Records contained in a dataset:
= = = =
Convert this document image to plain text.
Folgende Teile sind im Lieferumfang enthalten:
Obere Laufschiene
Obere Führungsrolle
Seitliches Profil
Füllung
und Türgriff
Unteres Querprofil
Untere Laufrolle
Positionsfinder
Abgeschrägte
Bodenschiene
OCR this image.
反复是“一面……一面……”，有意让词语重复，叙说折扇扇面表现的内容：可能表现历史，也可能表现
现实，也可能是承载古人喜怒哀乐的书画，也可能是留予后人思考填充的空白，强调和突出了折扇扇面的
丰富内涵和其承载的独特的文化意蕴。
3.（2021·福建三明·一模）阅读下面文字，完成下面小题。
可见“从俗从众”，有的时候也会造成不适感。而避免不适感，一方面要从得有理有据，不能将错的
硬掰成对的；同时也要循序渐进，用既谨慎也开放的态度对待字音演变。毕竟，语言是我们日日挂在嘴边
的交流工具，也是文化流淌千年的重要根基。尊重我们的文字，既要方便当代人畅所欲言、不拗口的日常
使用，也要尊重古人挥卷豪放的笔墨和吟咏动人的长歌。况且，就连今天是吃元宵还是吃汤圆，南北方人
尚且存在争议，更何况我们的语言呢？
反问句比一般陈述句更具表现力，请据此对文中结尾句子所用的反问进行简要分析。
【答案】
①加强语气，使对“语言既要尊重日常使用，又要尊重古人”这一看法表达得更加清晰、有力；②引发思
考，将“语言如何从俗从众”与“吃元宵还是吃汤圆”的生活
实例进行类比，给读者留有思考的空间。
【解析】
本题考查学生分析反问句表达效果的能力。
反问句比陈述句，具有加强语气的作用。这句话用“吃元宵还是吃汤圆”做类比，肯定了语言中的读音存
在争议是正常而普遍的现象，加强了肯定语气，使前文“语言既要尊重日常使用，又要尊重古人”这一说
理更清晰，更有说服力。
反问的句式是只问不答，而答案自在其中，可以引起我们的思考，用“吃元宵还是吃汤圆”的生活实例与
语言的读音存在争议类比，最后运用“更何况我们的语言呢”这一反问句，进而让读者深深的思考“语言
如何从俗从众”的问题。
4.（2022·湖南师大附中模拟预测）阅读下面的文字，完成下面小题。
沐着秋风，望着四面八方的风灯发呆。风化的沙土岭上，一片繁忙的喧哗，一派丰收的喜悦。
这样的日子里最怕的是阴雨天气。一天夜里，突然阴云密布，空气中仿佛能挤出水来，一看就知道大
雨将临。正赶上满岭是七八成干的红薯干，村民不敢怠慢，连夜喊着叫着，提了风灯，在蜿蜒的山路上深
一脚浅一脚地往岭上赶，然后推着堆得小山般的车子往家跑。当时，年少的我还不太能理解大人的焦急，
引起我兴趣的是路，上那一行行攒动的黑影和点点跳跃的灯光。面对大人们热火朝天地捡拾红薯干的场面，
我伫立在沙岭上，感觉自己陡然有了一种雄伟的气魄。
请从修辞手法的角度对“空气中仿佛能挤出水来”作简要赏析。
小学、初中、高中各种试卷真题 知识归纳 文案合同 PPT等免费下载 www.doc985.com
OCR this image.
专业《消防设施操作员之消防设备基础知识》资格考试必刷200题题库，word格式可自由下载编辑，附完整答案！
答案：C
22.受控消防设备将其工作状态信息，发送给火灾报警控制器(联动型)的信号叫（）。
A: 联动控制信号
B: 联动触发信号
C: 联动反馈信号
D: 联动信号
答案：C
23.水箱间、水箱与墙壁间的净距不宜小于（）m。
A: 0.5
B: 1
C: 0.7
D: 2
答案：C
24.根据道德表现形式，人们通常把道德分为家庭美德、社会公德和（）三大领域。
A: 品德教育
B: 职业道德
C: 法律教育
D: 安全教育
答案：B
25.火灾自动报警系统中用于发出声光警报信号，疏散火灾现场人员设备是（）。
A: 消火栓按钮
= = = =
SHORT EXERCISE:
Copy out the data shown above without altering anything.

EXERCISE OUTPUT:
Convert this document image to plain text.
Folgende Teile sind im Lieferumfang enthalten:
Obere Laufschiene
Obere Führungsrolle
Seitliches Profil
Füllung
und Türgriff
Unteres Querprofil
Untere Laufrolle
Positionsfinder
Abgeschrägte
Bodenschiene
OCR this image.
反复是“一面……一面……”，有意让词语重复，叙说折扇扇面表现的内容：可能表现历史，也可能表现
现实，也可能是承载古人喜怒哀乐的书画，也可能是留予后人思考填充的空白，强调和突出了折扇扇面的
丰富内涵和其承载的独特的文化意蕴。
3.（2021·福建三明·一模）阅读下面文字，完成下面小题。
可见“从俗从众”，有的时候也会造成不适感。而避免不适感，一方面要从得有理有据，不能将错的
硬掰成对的；同时也要循序渐进，用既谨慎也开放的态度对待字音演变。毕竟，语言是我们日日挂在嘴边
的交流工具，也是文化流淌千年的重要根基。尊重我们的文字，既要方便当代人畅所欲言、不拗口的日常
使用，也要尊重古人挥卷豪放的笔墨和吟咏动人的长歌。况且，就连今天是吃元宵还是吃汤圆，南北方人
尚且存在争议，更何况我们的语言呢？
反问句比一般陈述句更具表现力，请据此对文中结尾句子所用的反问进行简要分析。
【答案】
①加强语气，使对“语言既要尊重日常使用，又要尊重古人”这一看法表达得更加清晰、有力；②引发思
考，将“语言如何从俗从众”与“吃元宵还是吃汤圆”的生活
实例进行类比，给读者留有思考的空间。
【解析】
本题考查学生分析反问句表达效果的能力。
反问句比陈述句，具有加强语气的作用。这句话用“吃元宵还是吃汤圆”做类比，肯定了语言中的读音存
在争议是正常而普遍的现象，加强了肯定语气，使前文“语言既要尊重日常使用，又要尊重古人”这一说
理更清晰，更有说服力。
反问的句式是只问不答，而答案自在其中，可以引起我们的思考，用“吃元宵还是吃汤圆”的生活实例与
语言的读音存在争议类比，最后运用“更何况我们的语言呢”这一反问句，进而让读者深深的思考“语言
如何从俗从众”的问题。
4.（2022·湖南师大附中模拟预测）阅读下面的文字，完成下面小题。
沐着秋风，望着四面八方的风灯发呆。风化的沙土岭上，一片繁忙的喧哗，一派丰收的喜悦。
这样的日子里最怕的是阴雨天气。一天夜里，突然阴云密布，空气中仿佛能挤出水来，一看就知道大
雨将临。正赶上满岭是七八成干的红薯干，村民不敢怠慢，连夜喊着叫着，提了风灯，在蜿蜒的山路上深
一脚浅一脚地往岭上赶，然后推着堆得小山般的车子往家跑。当时，年少的我还不太能理解大人的焦急，
引起我兴趣的是路，上那一行行攒动的黑影和点点跳跃的灯光。面对大人们热火朝天地捡拾红薯干的场面，
我伫立在沙岭上，感觉自己陡然有了一种雄伟的气魄。
请从修辞手法的角度对“空气中仿佛能挤出水来”作简要赏析。
小学、初中、高中各种试卷真题 知识归纳 文案合同 PPT等免费下载 www.doc985.com
OCR this image.
专业《消防设施操作员之消防设备基础知识》资格考试必刷200题题库，word格式可自由下载编辑，附完整答案！
答案：C
22.受控消防设备将其工作状态信息，发送给火灾报警控制器(联动型)的信号叫（）。
A: 联动控制信号
B: 联动触发信号
C: 联动反馈信号
D: 联动信号
答案：C
23.水箱间、水箱与墙壁间的净距不宜小于（）m。
A: 0.5
B: 1
C: 0.7
D: 2
答案：C
24.根据道德表现形式，人们通常把道德分为家庭美德、社会公德和（）三大领域。
A: 品德教育
B: 职业道德
C: 法律教育
D: 安全教育
答案：B
25.火灾自动报警系统中用于发出声光警报信号，疏散火灾现场人员设备是（）。
A: 消火栓按钮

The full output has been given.